(Stored records)
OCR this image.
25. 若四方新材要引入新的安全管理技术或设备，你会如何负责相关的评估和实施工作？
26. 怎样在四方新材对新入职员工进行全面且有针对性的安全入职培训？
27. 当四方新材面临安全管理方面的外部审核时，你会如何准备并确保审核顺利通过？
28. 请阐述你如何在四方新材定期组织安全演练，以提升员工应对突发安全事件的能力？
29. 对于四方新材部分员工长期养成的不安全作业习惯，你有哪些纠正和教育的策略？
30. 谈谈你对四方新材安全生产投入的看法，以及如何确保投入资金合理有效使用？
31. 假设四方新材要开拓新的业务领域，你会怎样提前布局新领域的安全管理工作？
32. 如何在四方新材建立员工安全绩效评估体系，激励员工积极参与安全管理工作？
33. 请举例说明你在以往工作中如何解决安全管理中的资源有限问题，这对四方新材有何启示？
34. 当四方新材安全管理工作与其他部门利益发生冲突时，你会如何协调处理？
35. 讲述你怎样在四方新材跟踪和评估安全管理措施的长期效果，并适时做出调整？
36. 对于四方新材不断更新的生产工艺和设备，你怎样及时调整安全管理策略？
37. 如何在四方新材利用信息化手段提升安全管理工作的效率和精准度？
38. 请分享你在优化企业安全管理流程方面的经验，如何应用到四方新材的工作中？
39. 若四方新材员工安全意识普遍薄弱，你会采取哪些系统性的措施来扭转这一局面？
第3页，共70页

## [Written instruction]
Retype each record exactly, leaving nothing out.

## [Correct response]
OCR this image.
25. 若四方新材要引入新的安全管理技术或设备，你会如何负责相关的评估和实施工作？
26. 怎样在四方新材对新入职员工进行全面且有针对性的安全入职培训？
27. 当四方新材面临安全管理方面的外部审核时，你会如何准备并确保审核顺利通过？
28. 请阐述你如何在四方新材定期组织安全演练，以提升员工应对突发安全事件的能力？
29. 对于四方新材部分员工长期养成的不安全作业习惯，你有哪些纠正和教育的策略？
30. 谈谈你对四方新材安全生产投入的看法，以及如何确保投入资金合理有效使用？
31. 假设四方新材要开拓新的业务领域，你会怎样提前布局新领域的安全管理工作？
32. 如何在四方新材建立员工安全绩效评估体系，激励员工积极参与安全管理工作？
33. 请举例说明你在以往工作中如何解决安全管理中的资源有限问题，这对四方新材有何启示？
34. 当四方新材安全管理工作与其他部门利益发生冲突时，你会如何协调处理？
35. 讲述你怎样在四方新材跟踪和评估安全管理措施的长期效果，并适时做出调整？
36. 对于四方新材不断更新的生产工艺和设备，你怎样及时调整安全管理策略？
37. 如何在四方新材利用信息化手段提升安全管理工作的效率和精准度？
38. 请分享你在优化企业安全管理流程方面的经验，如何应用到四方新材的工作中？
39. 若四方新材员工安全意识普遍薄弱，你会采取哪些系统性的措施来扭转这一局面？
第3页，共70页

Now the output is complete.